§ STATED GOAL
For the copy, please give all of the data again exactly and leave the pictures out.

-- start --

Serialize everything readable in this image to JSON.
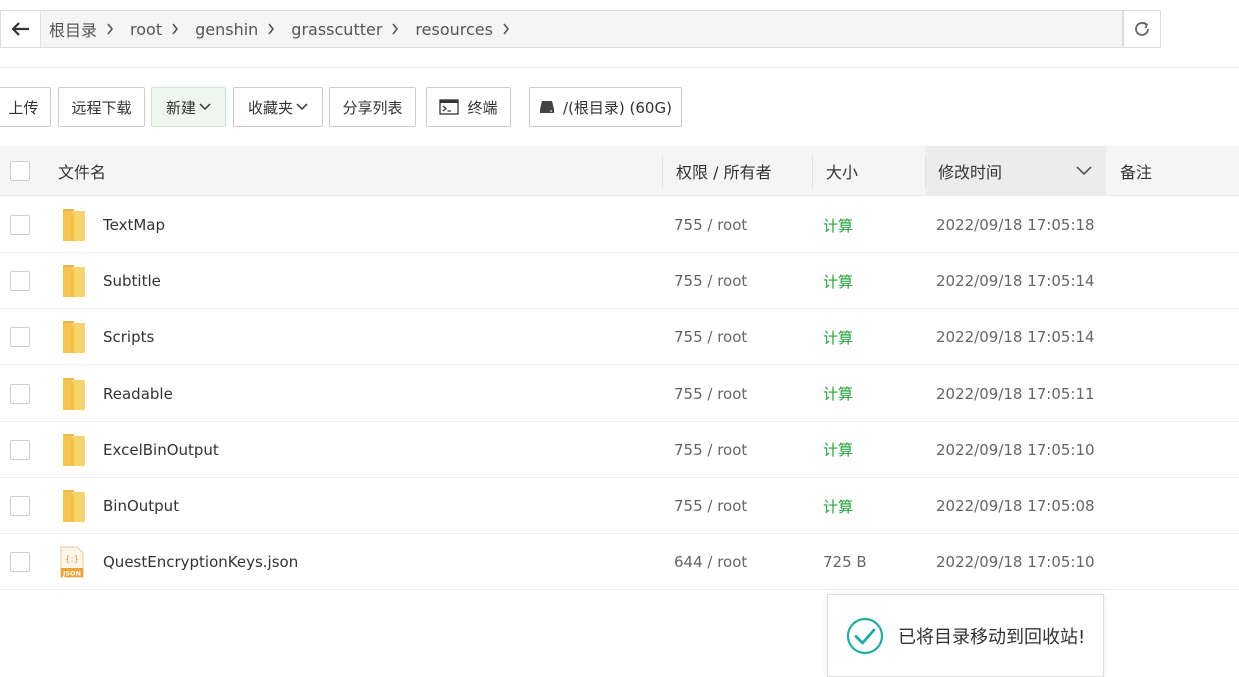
{
  "breadcrumb": {
    "items": [
      "根目录",
      "root",
      "genshin",
      "grasscutter",
      "resources"
    ]
  },
  "toolbar": {
    "upload_label": "上传",
    "remote_download_label": "远程下载",
    "new_label": "新建",
    "favorites_label": "收藏夹",
    "share_list_label": "分享列表",
    "terminal_label": "终端",
    "disk_label": "/(根目录) (60G)"
  },
  "table": {
    "headers": {
      "name": "文件名",
      "perm_owner": "权限 / 所有者",
      "size": "大小",
      "mtime": "修改时间",
      "note": "备注"
    },
    "rows": [
      {
        "name": "TextMap",
        "perm": "755 / root",
        "size": "计算",
        "mtime": "2022/09/18 17:05:18",
        "type": "folder"
      },
      {
        "name": "Subtitle",
        "perm": "755 / root",
        "size": "计算",
        "mtime": "2022/09/18 17:05:14",
        "type": "folder"
      },
      {
        "name": "Scripts",
        "perm": "755 / root",
        "size": "计算",
        "mtime": "2022/09/18 17:05:14",
        "type": "folder"
      },
      {
        "name": "Readable",
        "perm": "755 / root",
        "size": "计算",
        "mtime": "2022/09/18 17:05:11",
        "type": "folder"
      },
      {
        "name": "ExcelBinOutput",
        "perm": "755 / root",
        "size": "计算",
        "mtime": "2022/09/18 17:05:10",
        "type": "folder"
      },
      {
        "name": "BinOutput",
        "perm": "755 / root",
        "size": "计算",
        "mtime": "2022/09/18 17:05:08",
        "type": "folder"
      },
      {
        "name": "QuestEncryptionKeys.json",
        "perm": "644 / root",
        "size": "725 B",
        "mtime": "2022/09/18 17:05:10",
        "type": "json"
      }
    ]
  },
  "json_icon_label": "JSON",
  "toast": {
    "message": "已将目录移动到回收站!"
  },
  "colors": {
    "accent_green": "#20a53a",
    "folder_yellow": "#f7d36b",
    "json_orange": "#f0a030"
  }
}
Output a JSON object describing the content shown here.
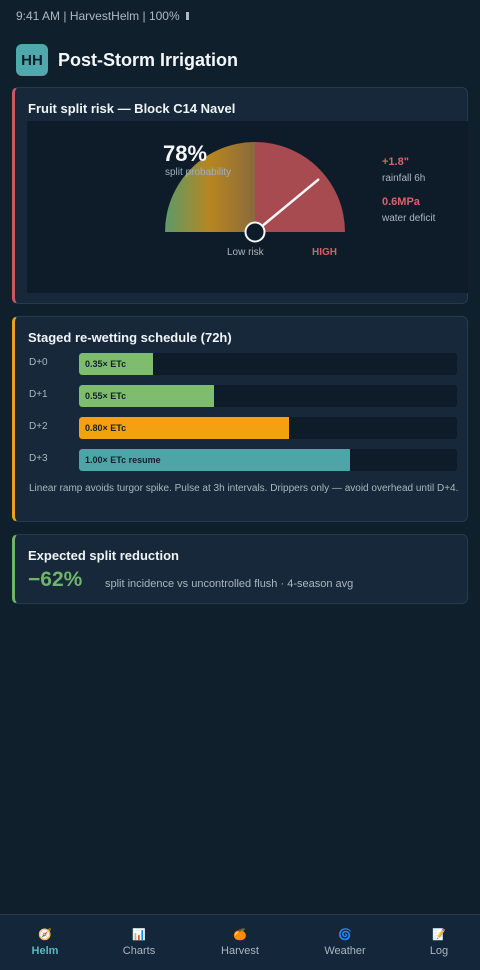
{
  "status_bar": {
    "text": "9:41 AM | HarvestHelm | 100%"
  },
  "header": {
    "logo_text": "HH",
    "title": "Post-Storm Irrigation"
  },
  "risk_card": {
    "title": "Fruit split risk — Block C14 Navel",
    "probability_percent": 78,
    "probability_value": "78%",
    "probability_label": "split probability",
    "low_label": "Low risk",
    "high_label": "HIGH",
    "metrics": [
      {
        "value": "+1.8\"",
        "label": "rainfall 6h"
      },
      {
        "value": "0.6MPa",
        "label": "water deficit"
      }
    ],
    "colors": {
      "low": "#5d9a6a",
      "mid": "#b7861f",
      "high": "#a84b50",
      "accent": "#c65a61"
    }
  },
  "schedule_card": {
    "title": "Staged re-wetting schedule (72h)",
    "rows": [
      {
        "day": "D+0",
        "label": "0.35× ETc",
        "fraction": 0.195,
        "color": "#7ebd6e"
      },
      {
        "day": "D+1",
        "label": "0.55× ETc",
        "fraction": 0.357,
        "color": "#7ebd6e"
      },
      {
        "day": "D+2",
        "label": "0.80× ETc",
        "fraction": 0.556,
        "color": "#f5a00f"
      },
      {
        "day": "D+3",
        "label": "1.00× ETc resume",
        "fraction": 0.717,
        "color": "#4ea5a7"
      }
    ],
    "note": "Linear ramp avoids turgor spike. Pulse at 3h intervals. Drippers only — avoid overhead until D+4."
  },
  "reduction_card": {
    "title": "Expected split reduction",
    "value": "−62%",
    "description": "split incidence vs uncontrolled flush · 4-season avg"
  },
  "bottom_nav": {
    "items": [
      {
        "label": "Helm",
        "icon": "compass-icon",
        "glyph": "🧭",
        "active": true
      },
      {
        "label": "Charts",
        "icon": "chart-icon",
        "glyph": "📊",
        "active": false
      },
      {
        "label": "Harvest",
        "icon": "orange-icon",
        "glyph": "🍊",
        "active": false
      },
      {
        "label": "Weather",
        "icon": "cyclone-icon",
        "glyph": "🌀",
        "active": false
      },
      {
        "label": "Log",
        "icon": "memo-icon",
        "glyph": "📝",
        "active": false
      }
    ]
  }
}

-- end --

§ THE RESULT
Serialize everything readable in this image to JSON.
{
  "breadcrumb": {
    "items": [
      "根目录",
      "root",
      "genshin",
      "grasscutter",
      "resources"
    ]
  },
  "toolbar": {
    "upload_label": "上传",
    "remote_download_label": "远程下载",
    "new_label": "新建",
    "favorites_label": "收藏夹",
    "share_list_label": "分享列表",
    "terminal_label": "终端",
    "disk_label": "/(根目录) (60G)"
  },
  "table": {
    "headers": {
      "name": "文件名",
      "perm_owner": "权限 / 所有者",
      "size": "大小",
      "mtime": "修改时间",
      "note": "备注"
    },
    "rows": [
      {
        "name": "TextMap",
        "perm": "755 / root",
        "size": "计算",
        "mtime": "2022/09/18 17:05:18",
        "type": "folder"
      },
      {
        "name": "Subtitle",
        "perm": "755 / root",
        "size": "计算",
        "mtime": "2022/09/18 17:05:14",
        "type": "folder"
      },
      {
        "name": "Scripts",
        "perm": "755 / root",
        "size": "计算",
        "mtime": "2022/09/18 17:05:14",
        "type": "folder"
      },
      {
        "name": "Readable",
        "perm": "755 / root",
        "size": "计算",
        "mtime": "2022/09/18 17:05:11",
        "type": "folder"
      },
      {
        "name": "ExcelBinOutput",
        "perm": "755 / root",
        "size": "计算",
        "mtime": "2022/09/18 17:05:10",
        "type": "folder"
      },
      {
        "name": "BinOutput",
        "perm": "755 / root",
        "size": "计算",
        "mtime": "2022/09/18 17:05:08",
        "type": "folder"
      },
      {
        "name": "QuestEncryptionKeys.json",
        "perm": "644 / root",
        "size": "725 B",
        "mtime": "2022/09/18 17:05:10",
        "type": "json"
      }
    ]
  },
  "json_icon_label": "JSON",
  "toast": {
    "message": "已将目录移动到回收站!"
  },
  "colors": {
    "accent_green": "#20a53a",
    "folder_yellow": "#f7d36b",
    "json_orange": "#f0a030"
  }
}
Output a JSON object describing the content shown here.
{
  "status_bar": {
    "text": "9:41 AM | HarvestHelm | 100%"
  },
  "header": {
    "logo_text": "HH",
    "title": "Post-Storm Irrigation"
  },
  "risk_card": {
    "title": "Fruit split risk — Block C14 Navel",
    "probability_percent": 78,
    "probability_value": "78%",
    "probability_label": "split probability",
    "low_label": "Low risk",
    "high_label": "HIGH",
    "metrics": [
      {
        "value": "+1.8\"",
        "label": "rainfall 6h"
      },
      {
        "value": "0.6MPa",
        "label": "water deficit"
      }
    ],
    "colors": {
      "low": "#5d9a6a",
      "mid": "#b7861f",
      "high": "#a84b50",
      "accent": "#c65a61"
    }
  },
  "schedule_card": {
    "title": "Staged re-wetting schedule (72h)",
    "rows": [
      {
        "day": "D+0",
        "label": "0.35× ETc",
        "fraction": 0.195,
        "color": "#7ebd6e"
      },
      {
        "day": "D+1",
        "label": "0.55× ETc",
        "fraction": 0.357,
        "color": "#7ebd6e"
      },
      {
        "day": "D+2",
        "label": "0.80× ETc",
        "fraction": 0.556,
        "color": "#f5a00f"
      },
      {
        "day": "D+3",
        "label": "1.00× ETc resume",
        "fraction": 0.717,
        "color": "#4ea5a7"
      }
    ],
    "note": "Linear ramp avoids turgor spike. Pulse at 3h intervals. Drippers only — avoid overhead until D+4."
  },
  "reduction_card": {
    "title": "Expected split reduction",
    "value": "−62%",
    "description": "split incidence vs uncontrolled flush · 4-season avg"
  },
  "bottom_nav": {
    "items": [
      {
        "label": "Helm",
        "icon": "compass-icon",
        "glyph": "🧭",
        "active": true
      },
      {
        "label": "Charts",
        "icon": "chart-icon",
        "glyph": "📊",
        "active": false
      },
      {
        "label": "Harvest",
        "icon": "orange-icon",
        "glyph": "🍊",
        "active": false
      },
      {
        "label": "Weather",
        "icon": "cyclone-icon",
        "glyph": "🌀",
        "active": false
      },
      {
        "label": "Log",
        "icon": "memo-icon",
        "glyph": "📝",
        "active": false
      }
    ]
  }
}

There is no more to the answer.